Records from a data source
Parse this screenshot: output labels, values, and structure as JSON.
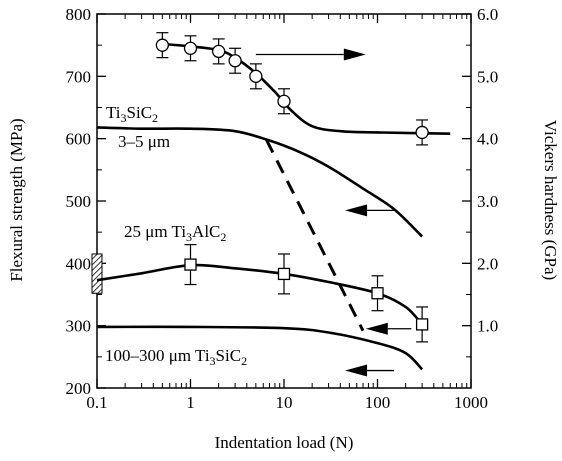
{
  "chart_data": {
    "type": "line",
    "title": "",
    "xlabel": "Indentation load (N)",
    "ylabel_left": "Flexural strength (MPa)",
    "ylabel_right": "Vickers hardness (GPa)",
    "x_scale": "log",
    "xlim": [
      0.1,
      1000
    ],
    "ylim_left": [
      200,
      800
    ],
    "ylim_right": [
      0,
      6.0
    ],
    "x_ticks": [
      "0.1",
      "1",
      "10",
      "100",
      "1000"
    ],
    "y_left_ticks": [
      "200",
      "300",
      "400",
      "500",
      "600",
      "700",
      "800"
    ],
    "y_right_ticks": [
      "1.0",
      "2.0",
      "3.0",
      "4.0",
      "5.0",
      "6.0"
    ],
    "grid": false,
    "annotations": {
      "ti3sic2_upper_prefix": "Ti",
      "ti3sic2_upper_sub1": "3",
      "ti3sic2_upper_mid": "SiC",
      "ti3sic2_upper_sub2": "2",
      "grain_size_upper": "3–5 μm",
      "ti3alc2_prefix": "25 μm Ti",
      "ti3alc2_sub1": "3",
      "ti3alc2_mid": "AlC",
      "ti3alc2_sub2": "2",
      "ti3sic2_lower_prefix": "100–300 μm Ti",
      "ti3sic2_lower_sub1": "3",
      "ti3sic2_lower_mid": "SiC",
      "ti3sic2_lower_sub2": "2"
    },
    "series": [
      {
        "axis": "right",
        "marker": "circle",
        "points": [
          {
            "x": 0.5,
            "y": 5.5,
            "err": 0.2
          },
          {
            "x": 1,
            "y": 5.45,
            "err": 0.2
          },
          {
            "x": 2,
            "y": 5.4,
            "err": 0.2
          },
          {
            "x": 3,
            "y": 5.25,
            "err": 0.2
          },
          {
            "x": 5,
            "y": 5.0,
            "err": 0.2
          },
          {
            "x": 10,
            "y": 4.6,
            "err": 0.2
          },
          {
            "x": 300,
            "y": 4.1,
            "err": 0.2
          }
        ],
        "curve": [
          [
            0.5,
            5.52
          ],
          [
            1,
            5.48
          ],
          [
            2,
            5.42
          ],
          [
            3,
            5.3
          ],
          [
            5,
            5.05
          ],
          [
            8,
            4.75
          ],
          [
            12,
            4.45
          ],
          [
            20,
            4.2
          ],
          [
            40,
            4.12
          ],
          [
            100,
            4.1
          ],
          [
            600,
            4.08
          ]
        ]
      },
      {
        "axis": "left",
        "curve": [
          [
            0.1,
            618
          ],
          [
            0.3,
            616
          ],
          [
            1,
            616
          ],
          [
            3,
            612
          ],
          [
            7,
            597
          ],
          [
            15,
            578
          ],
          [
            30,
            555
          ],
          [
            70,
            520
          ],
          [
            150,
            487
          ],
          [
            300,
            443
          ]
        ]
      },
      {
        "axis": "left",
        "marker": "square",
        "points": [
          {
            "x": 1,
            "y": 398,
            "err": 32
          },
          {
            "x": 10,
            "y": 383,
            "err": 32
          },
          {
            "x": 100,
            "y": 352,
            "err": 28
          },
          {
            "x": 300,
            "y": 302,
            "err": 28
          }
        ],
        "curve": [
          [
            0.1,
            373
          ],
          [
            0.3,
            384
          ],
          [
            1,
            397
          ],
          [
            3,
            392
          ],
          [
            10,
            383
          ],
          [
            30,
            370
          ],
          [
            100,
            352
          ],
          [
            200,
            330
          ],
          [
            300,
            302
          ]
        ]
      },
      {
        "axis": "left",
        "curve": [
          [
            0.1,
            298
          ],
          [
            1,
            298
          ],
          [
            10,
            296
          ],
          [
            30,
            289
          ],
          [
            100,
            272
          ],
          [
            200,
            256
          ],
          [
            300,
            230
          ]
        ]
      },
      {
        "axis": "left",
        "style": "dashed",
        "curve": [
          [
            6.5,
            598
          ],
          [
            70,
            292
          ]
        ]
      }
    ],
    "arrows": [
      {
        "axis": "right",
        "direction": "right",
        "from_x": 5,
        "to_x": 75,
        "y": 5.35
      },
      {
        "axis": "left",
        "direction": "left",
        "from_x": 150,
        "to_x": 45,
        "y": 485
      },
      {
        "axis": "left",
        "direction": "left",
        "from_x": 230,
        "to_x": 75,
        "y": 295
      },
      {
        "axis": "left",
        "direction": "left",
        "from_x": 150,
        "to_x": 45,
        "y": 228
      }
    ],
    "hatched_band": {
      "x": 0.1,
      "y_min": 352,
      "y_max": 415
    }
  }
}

## Task instructions
Leave out the pictures and repeat everything else in the records exactly.

## Answer to this task
Parse this screenshot: output labels, values, and structure as JSON.
{
  "chart_data": {
    "type": "line",
    "title": "",
    "xlabel": "Indentation load (N)",
    "ylabel_left": "Flexural strength (MPa)",
    "ylabel_right": "Vickers hardness (GPa)",
    "x_scale": "log",
    "xlim": [
      0.1,
      1000
    ],
    "ylim_left": [
      200,
      800
    ],
    "ylim_right": [
      0,
      6.0
    ],
    "x_ticks": [
      "0.1",
      "1",
      "10",
      "100",
      "1000"
    ],
    "y_left_ticks": [
      "200",
      "300",
      "400",
      "500",
      "600",
      "700",
      "800"
    ],
    "y_right_ticks": [
      "1.0",
      "2.0",
      "3.0",
      "4.0",
      "5.0",
      "6.0"
    ],
    "grid": false,
    "annotations": {
      "ti3sic2_upper_prefix": "Ti",
      "ti3sic2_upper_sub1": "3",
      "ti3sic2_upper_mid": "SiC",
      "ti3sic2_upper_sub2": "2",
      "grain_size_upper": "3–5 μm",
      "ti3alc2_prefix": "25 μm Ti",
      "ti3alc2_sub1": "3",
      "ti3alc2_mid": "AlC",
      "ti3alc2_sub2": "2",
      "ti3sic2_lower_prefix": "100–300 μm Ti",
      "ti3sic2_lower_sub1": "3",
      "ti3sic2_lower_mid": "SiC",
      "ti3sic2_lower_sub2": "2"
    },
    "series": [
      {
        "axis": "right",
        "marker": "circle",
        "points": [
          {
            "x": 0.5,
            "y": 5.5,
            "err": 0.2
          },
          {
            "x": 1,
            "y": 5.45,
            "err": 0.2
          },
          {
            "x": 2,
            "y": 5.4,
            "err": 0.2
          },
          {
            "x": 3,
            "y": 5.25,
            "err": 0.2
          },
          {
            "x": 5,
            "y": 5.0,
            "err": 0.2
          },
          {
            "x": 10,
            "y": 4.6,
            "err": 0.2
          },
          {
            "x": 300,
            "y": 4.1,
            "err": 0.2
          }
        ],
        "curve": [
          [
            0.5,
            5.52
          ],
          [
            1,
            5.48
          ],
          [
            2,
            5.42
          ],
          [
            3,
            5.3
          ],
          [
            5,
            5.05
          ],
          [
            8,
            4.75
          ],
          [
            12,
            4.45
          ],
          [
            20,
            4.2
          ],
          [
            40,
            4.12
          ],
          [
            100,
            4.1
          ],
          [
            600,
            4.08
          ]
        ]
      },
      {
        "axis": "left",
        "curve": [
          [
            0.1,
            618
          ],
          [
            0.3,
            616
          ],
          [
            1,
            616
          ],
          [
            3,
            612
          ],
          [
            7,
            597
          ],
          [
            15,
            578
          ],
          [
            30,
            555
          ],
          [
            70,
            520
          ],
          [
            150,
            487
          ],
          [
            300,
            443
          ]
        ]
      },
      {
        "axis": "left",
        "marker": "square",
        "points": [
          {
            "x": 1,
            "y": 398,
            "err": 32
          },
          {
            "x": 10,
            "y": 383,
            "err": 32
          },
          {
            "x": 100,
            "y": 352,
            "err": 28
          },
          {
            "x": 300,
            "y": 302,
            "err": 28
          }
        ],
        "curve": [
          [
            0.1,
            373
          ],
          [
            0.3,
            384
          ],
          [
            1,
            397
          ],
          [
            3,
            392
          ],
          [
            10,
            383
          ],
          [
            30,
            370
          ],
          [
            100,
            352
          ],
          [
            200,
            330
          ],
          [
            300,
            302
          ]
        ]
      },
      {
        "axis": "left",
        "curve": [
          [
            0.1,
            298
          ],
          [
            1,
            298
          ],
          [
            10,
            296
          ],
          [
            30,
            289
          ],
          [
            100,
            272
          ],
          [
            200,
            256
          ],
          [
            300,
            230
          ]
        ]
      },
      {
        "axis": "left",
        "style": "dashed",
        "curve": [
          [
            6.5,
            598
          ],
          [
            70,
            292
          ]
        ]
      }
    ],
    "arrows": [
      {
        "axis": "right",
        "direction": "right",
        "from_x": 5,
        "to_x": 75,
        "y": 5.35
      },
      {
        "axis": "left",
        "direction": "left",
        "from_x": 150,
        "to_x": 45,
        "y": 485
      },
      {
        "axis": "left",
        "direction": "left",
        "from_x": 230,
        "to_x": 75,
        "y": 295
      },
      {
        "axis": "left",
        "direction": "left",
        "from_x": 150,
        "to_x": 45,
        "y": 228
      }
    ],
    "hatched_band": {
      "x": 0.1,
      "y_min": 352,
      "y_max": 415
    }
  }
}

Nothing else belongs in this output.